* **Data lines**:
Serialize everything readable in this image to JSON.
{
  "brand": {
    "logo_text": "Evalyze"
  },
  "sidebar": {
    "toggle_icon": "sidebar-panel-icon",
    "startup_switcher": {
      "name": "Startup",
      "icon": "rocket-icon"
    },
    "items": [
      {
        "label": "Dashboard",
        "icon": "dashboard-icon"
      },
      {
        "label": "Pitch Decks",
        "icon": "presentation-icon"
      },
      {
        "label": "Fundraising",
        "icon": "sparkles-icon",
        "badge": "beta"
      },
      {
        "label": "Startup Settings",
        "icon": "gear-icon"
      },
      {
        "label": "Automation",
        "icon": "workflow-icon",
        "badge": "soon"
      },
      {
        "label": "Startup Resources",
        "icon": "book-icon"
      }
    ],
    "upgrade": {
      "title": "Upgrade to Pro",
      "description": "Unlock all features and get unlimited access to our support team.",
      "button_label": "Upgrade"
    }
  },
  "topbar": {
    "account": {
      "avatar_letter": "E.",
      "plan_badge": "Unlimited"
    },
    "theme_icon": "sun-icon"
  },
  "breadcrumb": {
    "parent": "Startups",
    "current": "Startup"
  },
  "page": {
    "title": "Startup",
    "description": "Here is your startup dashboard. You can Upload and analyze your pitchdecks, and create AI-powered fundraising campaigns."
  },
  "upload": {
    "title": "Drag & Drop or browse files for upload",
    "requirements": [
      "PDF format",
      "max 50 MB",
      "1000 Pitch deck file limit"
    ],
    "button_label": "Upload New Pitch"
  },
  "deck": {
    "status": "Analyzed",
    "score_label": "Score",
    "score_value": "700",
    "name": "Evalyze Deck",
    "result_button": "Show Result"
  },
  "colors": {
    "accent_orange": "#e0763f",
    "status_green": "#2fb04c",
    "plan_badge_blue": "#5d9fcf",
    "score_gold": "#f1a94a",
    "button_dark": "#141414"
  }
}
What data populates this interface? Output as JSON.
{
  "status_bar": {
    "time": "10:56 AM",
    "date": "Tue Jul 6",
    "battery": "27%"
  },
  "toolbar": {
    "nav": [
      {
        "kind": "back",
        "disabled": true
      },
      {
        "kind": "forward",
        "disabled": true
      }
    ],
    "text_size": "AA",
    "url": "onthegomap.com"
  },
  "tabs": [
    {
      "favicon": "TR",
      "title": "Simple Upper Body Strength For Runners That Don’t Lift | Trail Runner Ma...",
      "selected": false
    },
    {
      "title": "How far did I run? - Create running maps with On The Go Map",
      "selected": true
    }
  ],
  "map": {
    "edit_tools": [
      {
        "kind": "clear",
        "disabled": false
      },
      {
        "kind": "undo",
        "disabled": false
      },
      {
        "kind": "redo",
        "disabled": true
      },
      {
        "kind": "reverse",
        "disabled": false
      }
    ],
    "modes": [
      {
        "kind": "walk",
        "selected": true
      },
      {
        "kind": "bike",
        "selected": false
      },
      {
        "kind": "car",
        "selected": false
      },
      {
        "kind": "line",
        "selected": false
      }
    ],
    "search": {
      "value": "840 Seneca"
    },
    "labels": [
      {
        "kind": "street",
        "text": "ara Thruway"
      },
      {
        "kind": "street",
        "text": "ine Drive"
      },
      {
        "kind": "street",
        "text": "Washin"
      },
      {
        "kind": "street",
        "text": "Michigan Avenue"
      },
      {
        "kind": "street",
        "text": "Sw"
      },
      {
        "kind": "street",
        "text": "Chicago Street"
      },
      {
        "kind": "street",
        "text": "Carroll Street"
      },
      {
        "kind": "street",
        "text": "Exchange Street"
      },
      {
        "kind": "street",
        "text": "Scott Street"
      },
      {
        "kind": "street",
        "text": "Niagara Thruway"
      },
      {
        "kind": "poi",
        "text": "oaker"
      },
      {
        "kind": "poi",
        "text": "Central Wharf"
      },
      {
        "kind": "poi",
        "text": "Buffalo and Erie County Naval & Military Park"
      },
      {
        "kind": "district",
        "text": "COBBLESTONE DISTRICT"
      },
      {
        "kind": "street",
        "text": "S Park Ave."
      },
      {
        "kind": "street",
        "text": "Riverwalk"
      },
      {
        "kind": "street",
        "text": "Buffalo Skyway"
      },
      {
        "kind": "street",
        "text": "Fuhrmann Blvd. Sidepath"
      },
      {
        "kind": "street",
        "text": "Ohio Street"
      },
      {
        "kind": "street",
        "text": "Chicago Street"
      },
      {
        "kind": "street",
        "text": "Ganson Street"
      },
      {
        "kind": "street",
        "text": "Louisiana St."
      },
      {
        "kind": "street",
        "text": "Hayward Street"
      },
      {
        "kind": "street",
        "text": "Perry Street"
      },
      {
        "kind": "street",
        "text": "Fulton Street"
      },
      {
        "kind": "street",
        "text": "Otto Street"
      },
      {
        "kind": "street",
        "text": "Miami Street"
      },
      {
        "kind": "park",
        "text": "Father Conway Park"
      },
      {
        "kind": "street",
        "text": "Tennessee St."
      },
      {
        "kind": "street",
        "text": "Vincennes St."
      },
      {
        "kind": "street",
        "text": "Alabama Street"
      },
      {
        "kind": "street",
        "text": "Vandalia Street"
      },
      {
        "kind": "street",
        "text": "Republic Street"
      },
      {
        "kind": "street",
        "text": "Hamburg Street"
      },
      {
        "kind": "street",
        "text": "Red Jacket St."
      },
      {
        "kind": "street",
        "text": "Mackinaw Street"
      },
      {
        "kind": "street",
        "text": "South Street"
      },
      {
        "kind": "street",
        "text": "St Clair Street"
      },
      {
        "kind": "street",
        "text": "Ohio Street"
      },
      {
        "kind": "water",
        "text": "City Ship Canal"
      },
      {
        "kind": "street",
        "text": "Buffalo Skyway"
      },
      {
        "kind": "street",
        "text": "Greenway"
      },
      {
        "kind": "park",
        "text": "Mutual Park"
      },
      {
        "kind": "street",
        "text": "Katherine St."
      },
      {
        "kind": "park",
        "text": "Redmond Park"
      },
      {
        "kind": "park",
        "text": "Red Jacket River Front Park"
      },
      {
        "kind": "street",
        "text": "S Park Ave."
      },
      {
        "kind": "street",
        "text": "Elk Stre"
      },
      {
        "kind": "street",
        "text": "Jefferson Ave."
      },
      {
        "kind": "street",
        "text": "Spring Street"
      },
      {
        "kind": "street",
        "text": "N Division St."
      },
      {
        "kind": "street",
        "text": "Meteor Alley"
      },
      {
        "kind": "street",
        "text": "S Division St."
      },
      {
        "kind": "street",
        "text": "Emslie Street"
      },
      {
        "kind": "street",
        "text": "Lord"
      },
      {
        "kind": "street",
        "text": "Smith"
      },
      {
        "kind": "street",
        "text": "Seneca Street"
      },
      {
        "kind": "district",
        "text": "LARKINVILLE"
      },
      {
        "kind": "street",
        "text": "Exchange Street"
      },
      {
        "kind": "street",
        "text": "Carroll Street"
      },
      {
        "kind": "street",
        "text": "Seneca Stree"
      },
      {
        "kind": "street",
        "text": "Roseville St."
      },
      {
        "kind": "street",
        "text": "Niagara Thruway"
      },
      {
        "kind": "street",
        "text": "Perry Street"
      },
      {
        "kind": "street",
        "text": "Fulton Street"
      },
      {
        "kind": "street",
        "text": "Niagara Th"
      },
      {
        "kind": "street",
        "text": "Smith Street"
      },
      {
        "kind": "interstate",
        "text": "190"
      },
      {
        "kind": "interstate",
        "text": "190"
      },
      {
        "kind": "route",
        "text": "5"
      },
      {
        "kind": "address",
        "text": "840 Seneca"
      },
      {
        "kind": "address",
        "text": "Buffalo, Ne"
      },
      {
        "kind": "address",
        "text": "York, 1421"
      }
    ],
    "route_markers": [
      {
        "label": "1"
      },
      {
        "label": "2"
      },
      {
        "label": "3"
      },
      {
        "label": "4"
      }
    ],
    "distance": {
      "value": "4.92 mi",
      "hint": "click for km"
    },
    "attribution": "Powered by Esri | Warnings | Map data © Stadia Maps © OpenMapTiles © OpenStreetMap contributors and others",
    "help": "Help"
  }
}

* **Given request**: Gather each line that holds "this".

* **Exercise response**:
Serialize everything readable in this image to JSON.
What data populates this interface? Output as JSON.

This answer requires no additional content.